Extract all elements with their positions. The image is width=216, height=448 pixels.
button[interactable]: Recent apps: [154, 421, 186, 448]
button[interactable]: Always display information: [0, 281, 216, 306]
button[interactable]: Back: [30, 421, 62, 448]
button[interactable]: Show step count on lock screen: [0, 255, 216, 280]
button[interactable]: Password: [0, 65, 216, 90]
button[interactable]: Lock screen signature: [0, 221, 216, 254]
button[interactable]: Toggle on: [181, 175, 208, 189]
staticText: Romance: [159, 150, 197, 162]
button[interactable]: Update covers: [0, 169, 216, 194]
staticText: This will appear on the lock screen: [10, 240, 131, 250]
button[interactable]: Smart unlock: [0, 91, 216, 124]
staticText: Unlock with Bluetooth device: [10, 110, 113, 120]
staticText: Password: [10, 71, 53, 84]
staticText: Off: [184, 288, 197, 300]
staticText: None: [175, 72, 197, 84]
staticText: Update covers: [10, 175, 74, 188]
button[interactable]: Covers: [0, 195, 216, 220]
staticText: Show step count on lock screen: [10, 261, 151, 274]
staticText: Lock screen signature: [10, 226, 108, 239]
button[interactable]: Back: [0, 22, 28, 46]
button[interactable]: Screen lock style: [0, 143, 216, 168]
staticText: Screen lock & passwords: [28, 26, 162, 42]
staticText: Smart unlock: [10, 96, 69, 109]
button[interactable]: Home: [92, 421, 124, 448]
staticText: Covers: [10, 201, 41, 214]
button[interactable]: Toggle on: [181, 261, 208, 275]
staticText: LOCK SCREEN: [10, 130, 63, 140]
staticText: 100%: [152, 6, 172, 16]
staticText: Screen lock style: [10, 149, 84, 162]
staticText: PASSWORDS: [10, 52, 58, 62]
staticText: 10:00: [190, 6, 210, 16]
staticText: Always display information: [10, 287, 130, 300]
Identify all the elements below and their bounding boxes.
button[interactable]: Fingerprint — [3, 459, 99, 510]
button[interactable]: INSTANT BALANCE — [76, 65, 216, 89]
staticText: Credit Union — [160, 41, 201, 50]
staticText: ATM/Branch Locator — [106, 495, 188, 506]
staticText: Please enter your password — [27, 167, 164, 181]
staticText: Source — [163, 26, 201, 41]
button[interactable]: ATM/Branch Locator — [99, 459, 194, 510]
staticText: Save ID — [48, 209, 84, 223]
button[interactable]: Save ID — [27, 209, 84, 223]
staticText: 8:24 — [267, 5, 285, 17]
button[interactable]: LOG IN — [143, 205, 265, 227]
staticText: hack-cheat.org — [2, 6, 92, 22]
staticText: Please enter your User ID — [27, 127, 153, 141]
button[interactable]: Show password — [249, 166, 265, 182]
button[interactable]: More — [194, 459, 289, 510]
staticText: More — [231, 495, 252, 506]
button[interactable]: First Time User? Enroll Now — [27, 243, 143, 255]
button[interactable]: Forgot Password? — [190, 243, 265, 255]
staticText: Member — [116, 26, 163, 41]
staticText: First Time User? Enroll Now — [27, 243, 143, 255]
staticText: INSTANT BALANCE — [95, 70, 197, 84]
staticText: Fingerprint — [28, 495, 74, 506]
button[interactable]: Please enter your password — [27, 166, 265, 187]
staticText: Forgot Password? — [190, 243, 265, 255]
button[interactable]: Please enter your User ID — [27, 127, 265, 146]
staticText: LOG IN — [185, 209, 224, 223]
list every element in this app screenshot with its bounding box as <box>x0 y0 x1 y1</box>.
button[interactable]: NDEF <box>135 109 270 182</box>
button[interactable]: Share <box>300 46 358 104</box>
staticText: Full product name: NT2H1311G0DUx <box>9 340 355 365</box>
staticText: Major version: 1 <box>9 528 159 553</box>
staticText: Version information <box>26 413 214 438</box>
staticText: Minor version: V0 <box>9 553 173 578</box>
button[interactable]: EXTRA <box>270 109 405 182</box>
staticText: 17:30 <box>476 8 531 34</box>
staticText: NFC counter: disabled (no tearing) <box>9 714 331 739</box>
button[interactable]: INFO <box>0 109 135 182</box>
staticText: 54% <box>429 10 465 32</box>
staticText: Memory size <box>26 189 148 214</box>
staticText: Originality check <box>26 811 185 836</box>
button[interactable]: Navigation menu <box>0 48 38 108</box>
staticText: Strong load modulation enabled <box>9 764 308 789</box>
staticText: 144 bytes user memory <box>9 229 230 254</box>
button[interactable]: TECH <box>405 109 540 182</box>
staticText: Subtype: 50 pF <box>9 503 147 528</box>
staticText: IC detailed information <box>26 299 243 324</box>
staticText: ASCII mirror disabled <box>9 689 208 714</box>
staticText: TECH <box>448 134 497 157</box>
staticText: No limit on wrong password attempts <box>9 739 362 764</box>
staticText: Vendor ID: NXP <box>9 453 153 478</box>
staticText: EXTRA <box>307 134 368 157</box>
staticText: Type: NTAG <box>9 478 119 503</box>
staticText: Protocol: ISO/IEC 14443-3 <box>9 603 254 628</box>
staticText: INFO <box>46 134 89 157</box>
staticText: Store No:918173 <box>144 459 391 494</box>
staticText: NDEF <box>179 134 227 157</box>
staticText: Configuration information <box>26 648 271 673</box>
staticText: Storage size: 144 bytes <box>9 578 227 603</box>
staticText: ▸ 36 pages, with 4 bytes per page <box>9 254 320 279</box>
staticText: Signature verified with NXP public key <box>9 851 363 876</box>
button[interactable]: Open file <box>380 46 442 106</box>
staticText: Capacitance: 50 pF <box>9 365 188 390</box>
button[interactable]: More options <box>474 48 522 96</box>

○ ○ ○ ○ ○

| WHAT YOU WILL DO |
Rewrite all the entries above, replacing every occurrence of "Update covers" with "Refresh covers" and leaving everything else unchanged.

| OUTPUT OF THE TASK |
Extract all elements with their positions. The image is width=216, height=448 pixels.
button[interactable]: Recent apps: [154, 421, 186, 448]
button[interactable]: Always display information: [0, 281, 216, 306]
button[interactable]: Back: [30, 421, 62, 448]
button[interactable]: Show step count on lock screen: [0, 255, 216, 280]
button[interactable]: Password: [0, 65, 216, 90]
button[interactable]: Lock screen signature: [0, 221, 216, 254]
button[interactable]: Toggle on: [181, 175, 208, 189]
staticText: Romance: [159, 150, 197, 162]
button[interactable]: Refresh covers: [0, 169, 216, 194]
staticText: This will appear on the lock screen: [10, 240, 131, 250]
button[interactable]: Smart unlock: [0, 91, 216, 124]
staticText: Unlock with Bluetooth device: [10, 110, 113, 120]
staticText: Password: [10, 71, 53, 84]
staticText: Off: [184, 288, 197, 300]
staticText: None: [175, 72, 197, 84]
staticText: Refresh covers: [10, 175, 74, 188]
button[interactable]: Covers: [0, 195, 216, 220]
staticText: Show step count on lock screen: [10, 261, 151, 274]
staticText: Lock screen signature: [10, 226, 108, 239]
button[interactable]: Back: [0, 22, 28, 46]
button[interactable]: Screen lock style: [0, 143, 216, 168]
staticText: Screen lock & passwords: [28, 26, 162, 42]
staticText: Smart unlock: [10, 96, 69, 109]
button[interactable]: Home: [92, 421, 124, 448]
staticText: Covers: [10, 201, 41, 214]
button[interactable]: Toggle on: [181, 261, 208, 275]
staticText: LOCK SCREEN: [10, 130, 63, 140]
staticText: 100%: [152, 6, 172, 16]
staticText: Screen lock style: [10, 149, 84, 162]
staticText: PASSWORDS: [10, 52, 58, 62]
staticText: 10:00: [190, 6, 210, 16]
staticText: Always display information: [10, 287, 130, 300]
Identify all the elements below and their bounding boxes.
button[interactable]: Fingerprint — [3, 459, 99, 510]
button[interactable]: INSTANT BALANCE — [76, 65, 216, 89]
staticText: Credit Union — [160, 41, 201, 50]
staticText: ATM/Branch Locator — [106, 495, 188, 506]
staticText: Please enter your password — [27, 167, 164, 181]
staticText: Source — [163, 26, 201, 41]
button[interactable]: ATM/Branch Locator — [99, 459, 194, 510]
staticText: Save ID — [48, 209, 84, 223]
button[interactable]: Save ID — [27, 209, 84, 223]
staticText: 8:24 — [267, 5, 285, 17]
button[interactable]: LOG IN — [143, 205, 265, 227]
staticText: hack-cheat.org — [2, 6, 92, 22]
staticText: Please enter your User ID — [27, 127, 153, 141]
button[interactable]: Show password — [249, 166, 265, 182]
button[interactable]: More — [194, 459, 289, 510]
staticText: More — [231, 495, 252, 506]
button[interactable]: First Time User? Enroll Now — [27, 243, 143, 255]
button[interactable]: Forgot Password? — [190, 243, 265, 255]
staticText: Member — [116, 26, 163, 41]
staticText: First Time User? Enroll Now — [27, 243, 143, 255]
staticText: INSTANT BALANCE — [95, 70, 197, 84]
staticText: Fingerprint — [28, 495, 74, 506]
button[interactable]: Please enter your password — [27, 166, 265, 187]
staticText: Forgot Password? — [190, 243, 265, 255]
button[interactable]: Please enter your User ID — [27, 127, 265, 146]
staticText: LOG IN — [185, 209, 224, 223]
list every element in this app screenshot with its bounding box as <box>x0 y0 x1 y1</box>.
button[interactable]: NDEF <box>135 109 270 182</box>
button[interactable]: Share <box>300 46 358 104</box>
staticText: Full product name: NT2H1311G0DUx <box>9 340 355 365</box>
staticText: Major version: 1 <box>9 528 159 553</box>
staticText: Version information <box>26 413 214 438</box>
staticText: Minor version: V0 <box>9 553 173 578</box>
button[interactable]: EXTRA <box>270 109 405 182</box>
staticText: 17:30 <box>476 8 531 34</box>
staticText: NFC counter: disabled (no tearing) <box>9 714 331 739</box>
button[interactable]: INFO <box>0 109 135 182</box>
staticText: 54% <box>429 10 465 32</box>
staticText: Memory size <box>26 189 148 214</box>
staticText: Originality check <box>26 811 185 836</box>
button[interactable]: Navigation menu <box>0 48 38 108</box>
staticText: Strong load modulation enabled <box>9 764 308 789</box>
staticText: 144 bytes user memory <box>9 229 230 254</box>
button[interactable]: TECH <box>405 109 540 182</box>
staticText: Subtype: 50 pF <box>9 503 147 528</box>
staticText: IC detailed information <box>26 299 243 324</box>
staticText: ASCII mirror disabled <box>9 689 208 714</box>
staticText: TECH <box>448 134 497 157</box>
staticText: No limit on wrong password attempts <box>9 739 362 764</box>
staticText: Vendor ID: NXP <box>9 453 153 478</box>
staticText: EXTRA <box>307 134 368 157</box>
staticText: Type: NTAG <box>9 478 119 503</box>
staticText: Protocol: ISO/IEC 14443-3 <box>9 603 254 628</box>
staticText: INFO <box>46 134 89 157</box>
staticText: Store No:918173 <box>144 459 391 494</box>
staticText: NDEF <box>179 134 227 157</box>
staticText: Configuration information <box>26 648 271 673</box>
staticText: Storage size: 144 bytes <box>9 578 227 603</box>
staticText: ▸ 36 pages, with 4 bytes per page <box>9 254 320 279</box>
staticText: Signature verified with NXP public key <box>9 851 363 876</box>
button[interactable]: Open file <box>380 46 442 106</box>
staticText: Capacitance: 50 pF <box>9 365 188 390</box>
button[interactable]: More options <box>474 48 522 96</box>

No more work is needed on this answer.